— Stated exercise —
Search the data below for the string "true". Extract every line that contains it.

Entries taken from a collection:

<<<<

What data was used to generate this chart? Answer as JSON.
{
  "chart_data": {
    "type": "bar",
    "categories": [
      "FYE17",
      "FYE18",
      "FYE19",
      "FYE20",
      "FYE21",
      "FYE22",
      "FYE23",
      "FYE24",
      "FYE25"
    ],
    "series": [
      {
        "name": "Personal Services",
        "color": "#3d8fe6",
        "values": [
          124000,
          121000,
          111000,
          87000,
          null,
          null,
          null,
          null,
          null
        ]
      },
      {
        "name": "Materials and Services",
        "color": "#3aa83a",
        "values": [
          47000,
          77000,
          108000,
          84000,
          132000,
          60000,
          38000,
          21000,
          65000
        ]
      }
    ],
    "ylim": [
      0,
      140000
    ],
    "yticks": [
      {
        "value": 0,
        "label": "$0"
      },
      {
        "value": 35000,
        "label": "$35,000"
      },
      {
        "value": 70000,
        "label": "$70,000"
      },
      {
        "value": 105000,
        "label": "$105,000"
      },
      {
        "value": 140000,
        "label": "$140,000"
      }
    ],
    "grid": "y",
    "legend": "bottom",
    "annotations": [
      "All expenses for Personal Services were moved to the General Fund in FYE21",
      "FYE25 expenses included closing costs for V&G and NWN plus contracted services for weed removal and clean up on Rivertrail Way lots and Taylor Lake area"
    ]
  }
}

>>>>
<<<<

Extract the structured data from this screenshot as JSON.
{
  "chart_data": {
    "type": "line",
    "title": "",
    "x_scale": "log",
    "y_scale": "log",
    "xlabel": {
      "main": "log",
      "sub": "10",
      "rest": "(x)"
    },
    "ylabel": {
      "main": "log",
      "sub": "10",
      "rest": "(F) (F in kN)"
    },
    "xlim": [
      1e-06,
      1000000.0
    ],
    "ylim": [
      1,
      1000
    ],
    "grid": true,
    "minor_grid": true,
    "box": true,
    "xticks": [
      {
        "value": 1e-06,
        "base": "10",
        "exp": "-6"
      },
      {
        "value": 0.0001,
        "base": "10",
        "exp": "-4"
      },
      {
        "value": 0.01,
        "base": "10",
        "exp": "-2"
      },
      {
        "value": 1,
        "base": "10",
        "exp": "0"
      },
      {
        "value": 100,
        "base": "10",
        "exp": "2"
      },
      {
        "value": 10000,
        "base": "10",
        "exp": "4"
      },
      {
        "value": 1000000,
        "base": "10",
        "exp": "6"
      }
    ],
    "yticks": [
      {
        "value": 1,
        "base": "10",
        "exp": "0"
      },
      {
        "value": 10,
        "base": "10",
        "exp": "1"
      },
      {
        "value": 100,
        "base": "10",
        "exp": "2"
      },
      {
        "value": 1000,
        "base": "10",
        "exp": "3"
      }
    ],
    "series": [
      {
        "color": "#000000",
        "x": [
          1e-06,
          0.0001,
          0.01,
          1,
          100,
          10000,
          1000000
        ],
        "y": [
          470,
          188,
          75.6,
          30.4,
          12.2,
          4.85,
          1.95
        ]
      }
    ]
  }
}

>>>>
<<<<

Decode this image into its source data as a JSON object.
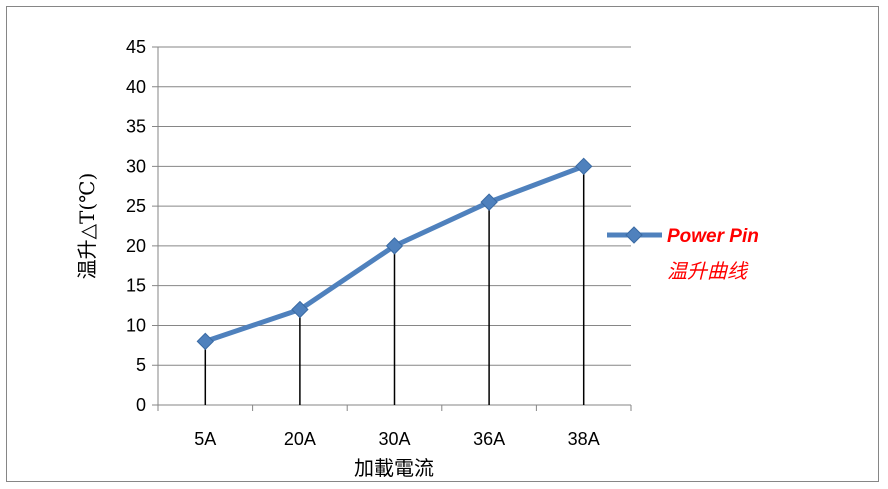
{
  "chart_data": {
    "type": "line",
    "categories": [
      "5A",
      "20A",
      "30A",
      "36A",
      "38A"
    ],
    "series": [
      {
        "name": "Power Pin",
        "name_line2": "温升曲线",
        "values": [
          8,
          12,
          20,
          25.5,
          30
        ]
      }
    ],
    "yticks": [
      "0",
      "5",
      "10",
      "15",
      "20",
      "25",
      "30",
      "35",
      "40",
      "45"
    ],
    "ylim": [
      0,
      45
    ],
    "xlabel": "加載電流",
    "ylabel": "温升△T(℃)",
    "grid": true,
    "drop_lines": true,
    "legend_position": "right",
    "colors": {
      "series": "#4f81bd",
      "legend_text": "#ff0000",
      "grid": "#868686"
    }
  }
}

>>>>

— Worked answer —
    "grid": true,
    "minor_grid": true,
    "box": true,
    "grid": true,
    "drop_lines": true,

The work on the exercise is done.